Work to be completed
Output all entries verbatim. Skip pictures.

Dataset items

········

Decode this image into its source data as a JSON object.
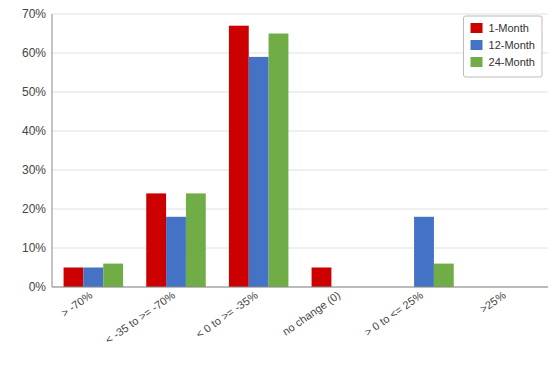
{
  "chart_data": {
    "type": "bar",
    "categories": [
      "> -70%",
      "< -35 to >= -70%",
      "< 0 to >= -35%",
      "no change (0)",
      "> 0 to <= 25%",
      ">25%"
    ],
    "series": [
      {
        "name": "1-Month",
        "color": "#CC0000",
        "values": [
          5,
          24,
          67,
          5,
          0,
          0
        ]
      },
      {
        "name": "12-Month",
        "color": "#4472C4",
        "values": [
          5,
          18,
          59,
          0,
          18,
          0
        ]
      },
      {
        "name": "24-Month",
        "color": "#70AD47",
        "values": [
          6,
          24,
          65,
          0,
          6,
          0
        ]
      }
    ],
    "ylim": [
      0,
      70
    ],
    "yticks": [
      {
        "value": 0,
        "label": "0%"
      },
      {
        "value": 10,
        "label": "10%"
      },
      {
        "value": 20,
        "label": "20%"
      },
      {
        "value": 30,
        "label": "30%"
      },
      {
        "value": 40,
        "label": "40%"
      },
      {
        "value": 50,
        "label": "50%"
      },
      {
        "value": 60,
        "label": "60%"
      },
      {
        "value": 70,
        "label": "70%"
      }
    ],
    "grid": true,
    "legend": "upper right"
  }
}
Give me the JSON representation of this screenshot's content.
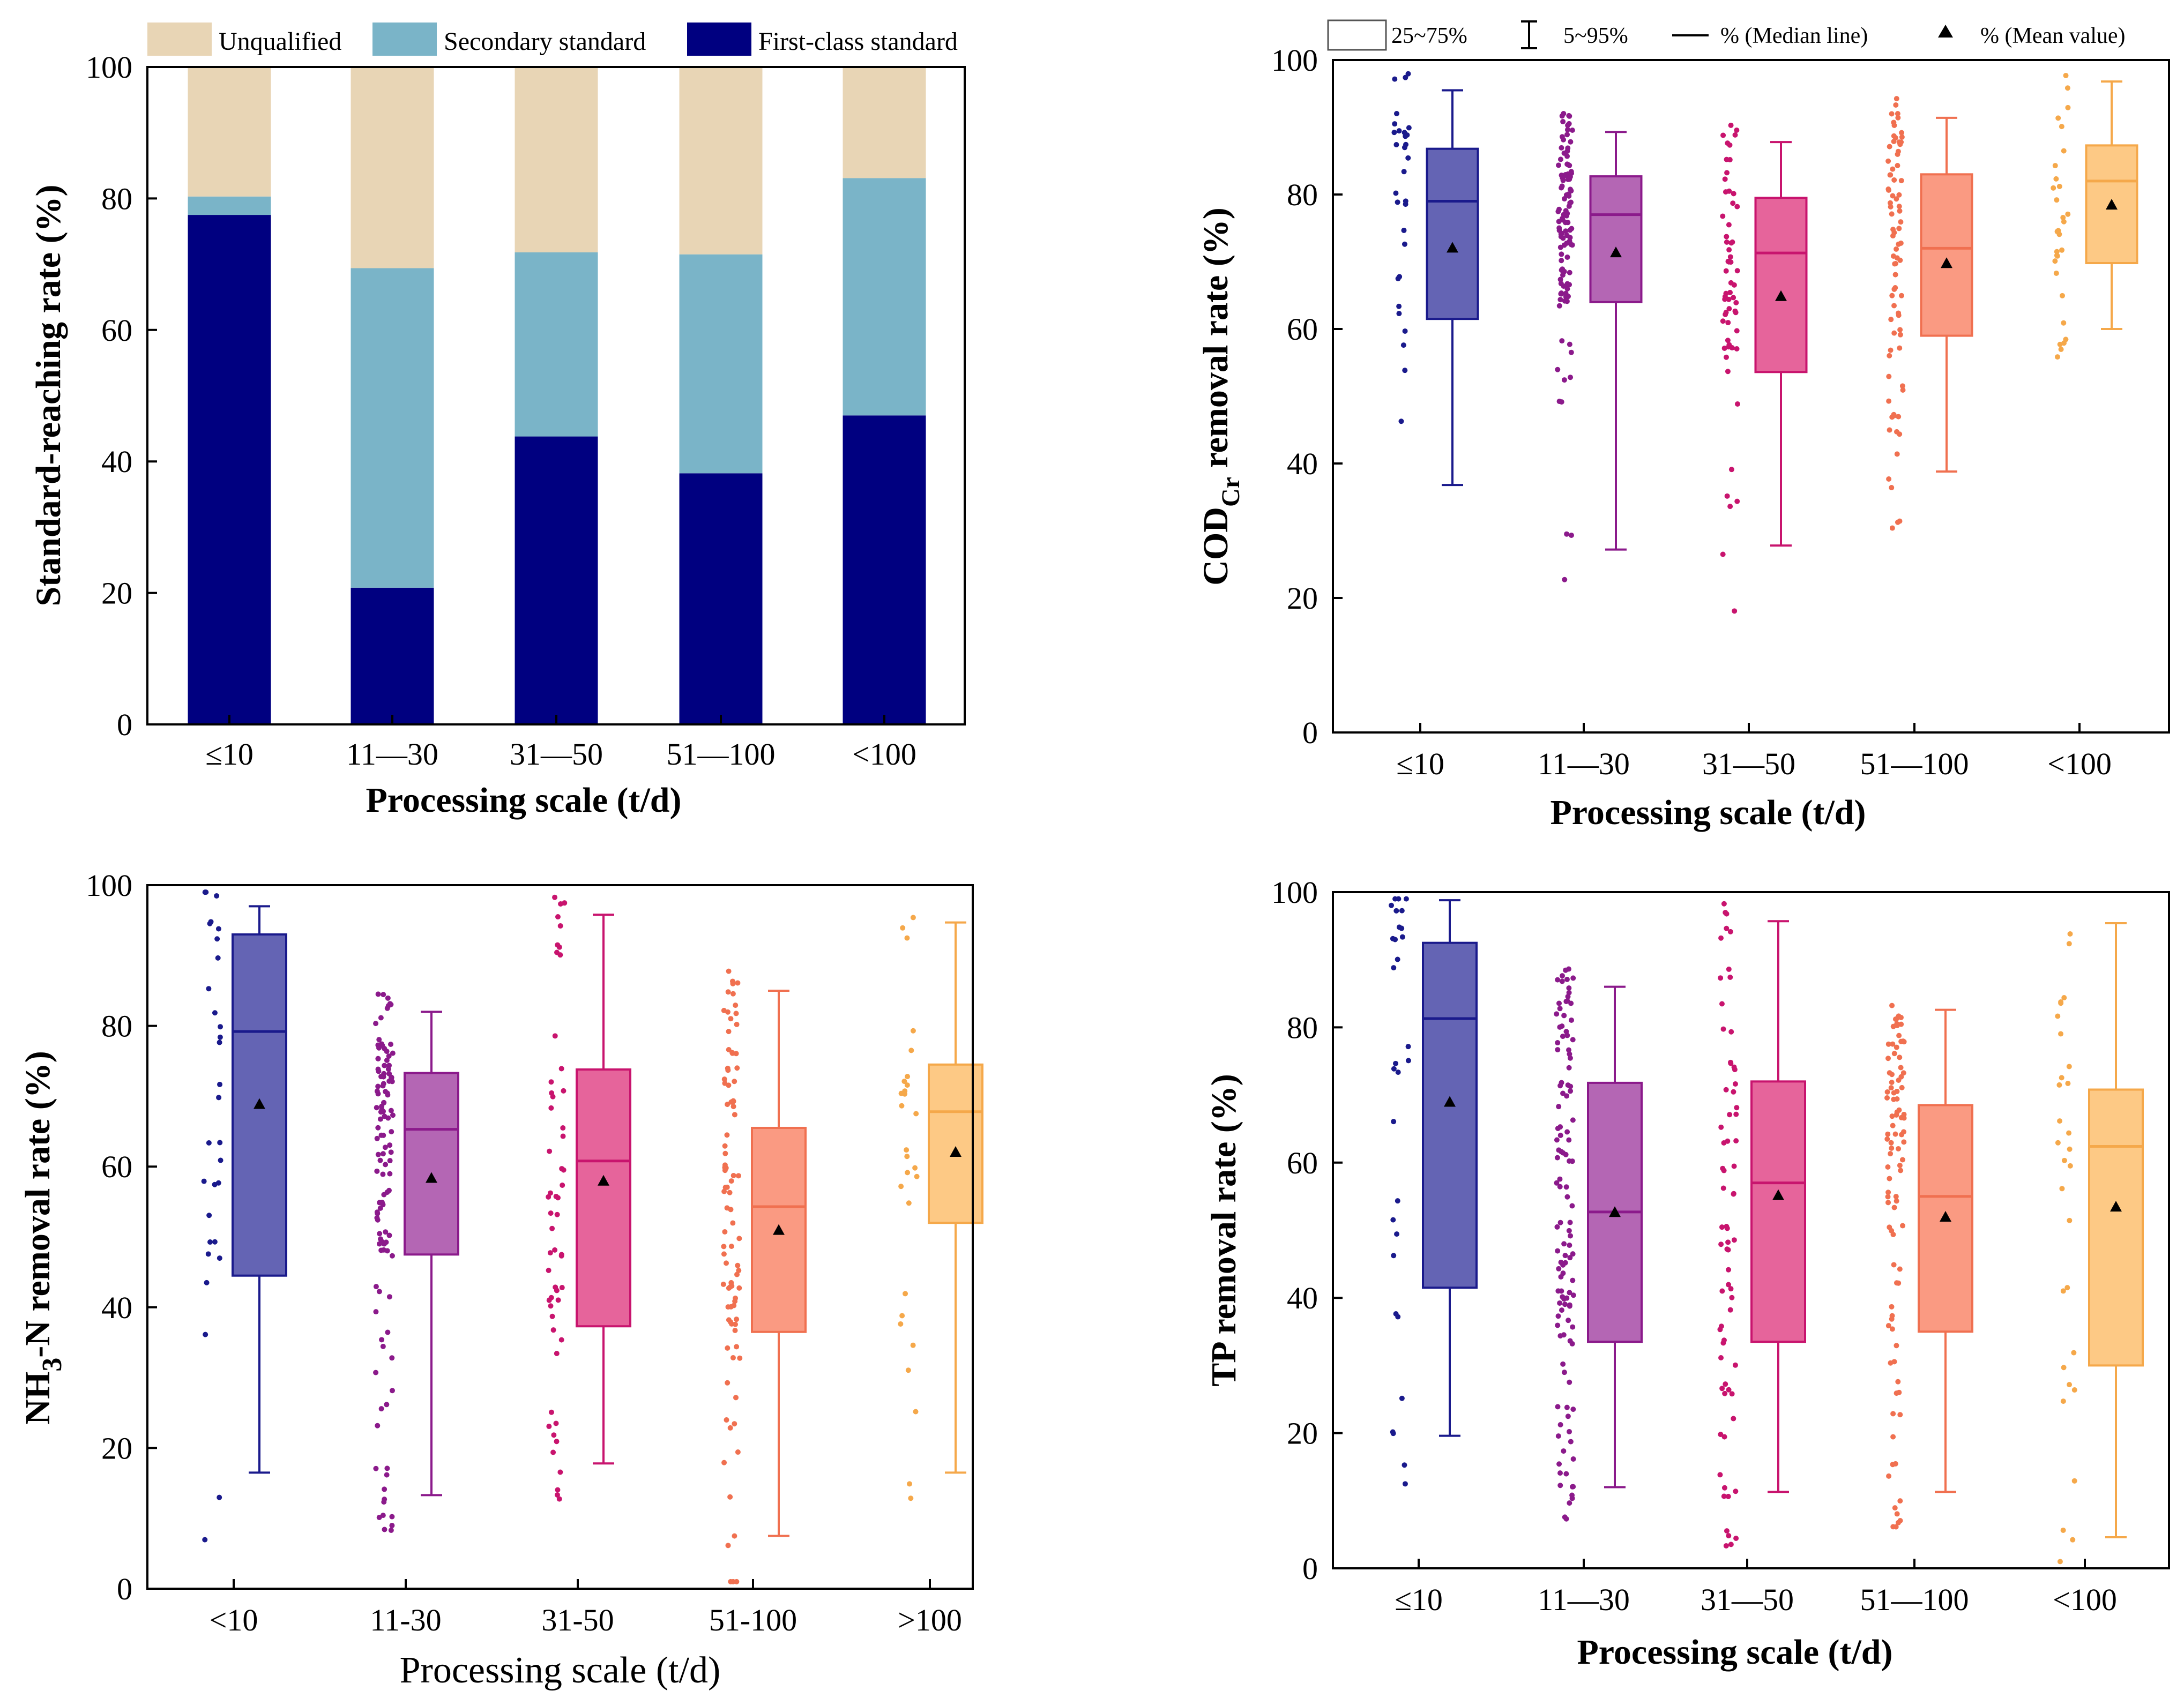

········

Written response
Decode this image into its source data as a JSON object.
{
  "chart_data": {
    "type": "bar",
    "categories": [
      "> -70%",
      "< -35 to >= -70%",
      "< 0 to >= -35%",
      "no change (0)",
      "> 0 to <= 25%",
      ">25%"
    ],
    "series": [
      {
        "name": "1-Month",
        "color": "#CC0000",
        "values": [
          5,
          24,
          67,
          5,
          0,
          0
        ]
      },
      {
        "name": "12-Month",
        "color": "#4472C4",
        "values": [
          5,
          18,
          59,
          0,
          18,
          0
        ]
      },
      {
        "name": "24-Month",
        "color": "#70AD47",
        "values": [
          6,
          24,
          65,
          0,
          6,
          0
        ]
      }
    ],
    "ylim": [
      0,
      70
    ],
    "yticks": [
      {
        "value": 0,
        "label": "0%"
      },
      {
        "value": 10,
        "label": "10%"
      },
      {
        "value": 20,
        "label": "20%"
      },
      {
        "value": 30,
        "label": "30%"
      },
      {
        "value": 40,
        "label": "40%"
      },
      {
        "value": 50,
        "label": "50%"
      },
      {
        "value": 60,
        "label": "60%"
      },
      {
        "value": 70,
        "label": "70%"
      }
    ],
    "grid": true,
    "legend": "upper right"
  }
}
Give me the JSON representation of this screenshot's content.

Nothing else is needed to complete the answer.